- **Исходный текст**
************

Очерки пером и карандашом из кругосветного плавания в 1857, 1858, 1859, 1860 годах - [20]

Шрифт
Интервал

Направо, на лугах, исчезающих в необозримой дали, видны селения, которые становятся все чаще и чаще по мере приближения к городу: являются и ветряные мельницы, напоминающие Голландию и нашу Россию. Гл, наслаждением и вместе с грустью смотрел я на луга, рисующие воображению берега Оки и среднюю Россию!

Наконец, Столовая гора стала выдвигаться из-за Чертова пика; мачты судов, стоявших на рейде, выросли вдруг из-за небольшого возвышения. По бокам запестрели дома, колеса застучали о торцевую мостовую; фуры, запряженные четырьмя и пятью парами длинноухих мулов и наполненные пестрыми малайцами, быстро проносились мимо. Обогнув угол крепости, у которой расхаживал часовой в красном мундире, в ехали мы на готтентотскую площадь, обсаженную кедрами, ветви которых, от постоянного норд-веста, наклонились в одну сторону, что можно заметить почти на всех деревьях, растущих здесь на открытых местах. Столовая гора стояла перед глазами как громадная декорация, с своими вертикальными уступами, с ущельями, которые сбегают черными изогнутыми линиями, с лесами и рощами, которые рисуются зелеными квадратами у её подножия. В стороне стоит Львиная гора, не столько живописная. Мы остановились у крыльца. Masonick hotel; к нашим услугам сейчас явился малаец Абрам, или Ибрагим, в красном шлыке, перенес наши вещи в нумер и объявил, что по звонку надобно являться к двум завтракам и обеду, которые бывают в 9 часов, в час и в 6 часов, и предлагал всевозможные услуги. Я захотел попробовать нарисовать его портрет и просил его постоять смирно; он преважно принял живописную позу и стоял, боясь пошевелиться каким-нибудь членом. После сеанса он обиделся, вообразив, что я нарочно нарисовал ему нос слишком широким и приплюснутым. И здесь претензии на красоту! Между тем, он был очень некрасив с своими отвислыми губами, дряблою коричневою кожей и редкими волосами на бороде. Он оказался человеком очень ловким и даже просвещенным; кто-то из нас завел французский романс, и что же? Абрам стал подтягивать и ловким refrain бойко окончил куплет! Долго еще вертелся он, пока мы одевались; помогал чистить платье, бегал, суетился.

************

- **Исходные данные**
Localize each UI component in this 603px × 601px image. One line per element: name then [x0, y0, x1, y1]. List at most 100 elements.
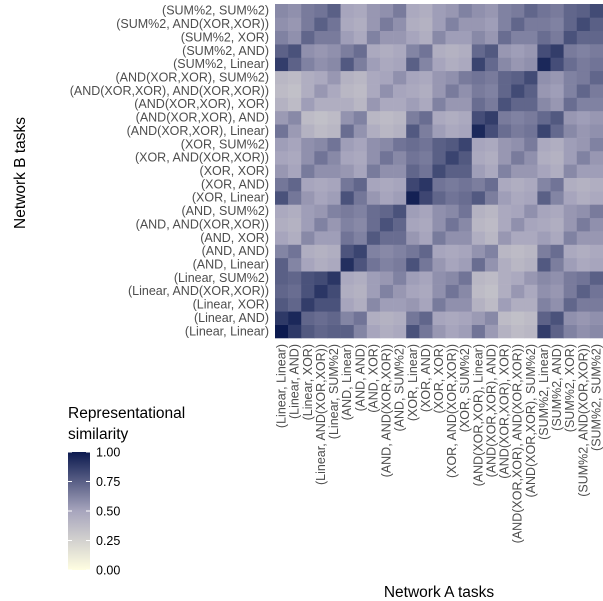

************

- **Ваше задание**
Напишите продолжение очерка о кругосветном плавании. Начните сразу после его последнего предложения.

- **Ответ к заданию**
До завтрака мы успели сходить к нашему консулу, разменяли бывшие у нас французские деньги на английские и дорогою потолкались на площади, среди которой выстроено довольно большое здание, биржа, где вместе и заседает парламент, и дают концерты. Между деревьями толпились разноцветные жители мыса. Тут было нечто в роде нашего толкучего рынка: продавалась также всякая дрянь, с тою только разницею, что все продавалось с аукциона, — кусок сыра, миска, стаканы, гравюры разного содержания, кожи, гвозди. По субботам, особенно если к этому времени придет корабль из Европы с товарами, аукционы на этой площади принимают обширные размеры. Я подошел к продаваемым лошадям; мальчик малаец, точно наш цыган, несколько раз проедет перед набивающею дену публикою, поднимая лошадь в галоп; аукционер кричит страшным голосом, стуча молотком; в это же время звук медной тарелки привлекает публику к новой группе; там продается фура с волами, какой-нибудь экипаж с запряженными лошадьми, корова, книжная лавка, детская библиотека, около которой толпятся, по обыкновению, маменьки и няньки; шкиперы рассматривают байковые рубашки, блоки, веревки и пр. Шум, крик, говор, стук, толкотня, точно у нас в Москве, в Зарядье!

Мы пришли в гостиницу прямо к завтраку. В общей зале был накрыт стол, который буквально гнулся под тяжестью блюд, покрытых жестяными колпаками. Наш общий приятель А. С. О. всегда приходит в поэтический экстаз, усевшись за хороший английский стол. Так например, стол с блюдами, покрытыми блестящими жестяными колпаками и всеми принадлежностями холодно сервированного стола, уподобляет он обширному ландшафту, где вершины гор восходят из густого тумана: когда туман начнет редеть, взору путешественника являются поэтические подробности картины: то озеро, блистающее на солнце, то роща среди луга, скалы с водопадами, лес по горам… Так и здесь, когда рыжий англичанин проворно откроет все блюда, сняв колпаки, проголодавшемуся страннику предстанут все соблазнительные подробности картины, то величественный ростбиф, скалою возвышающийся на блюде, то окорок, заплывший жиром, то молодая редиска в соседстве с живительными кистями винограда. Насытившись, поэт пускался в умозрения и, как новый Линней, строил для блюд систематическую классификацию; он делил блюда на существенные, любопытные, серьезные, игривые и пр., прибавляя, впрочем, что он нелицеприятен и ни которому из них не отдает исключительного предпочтения.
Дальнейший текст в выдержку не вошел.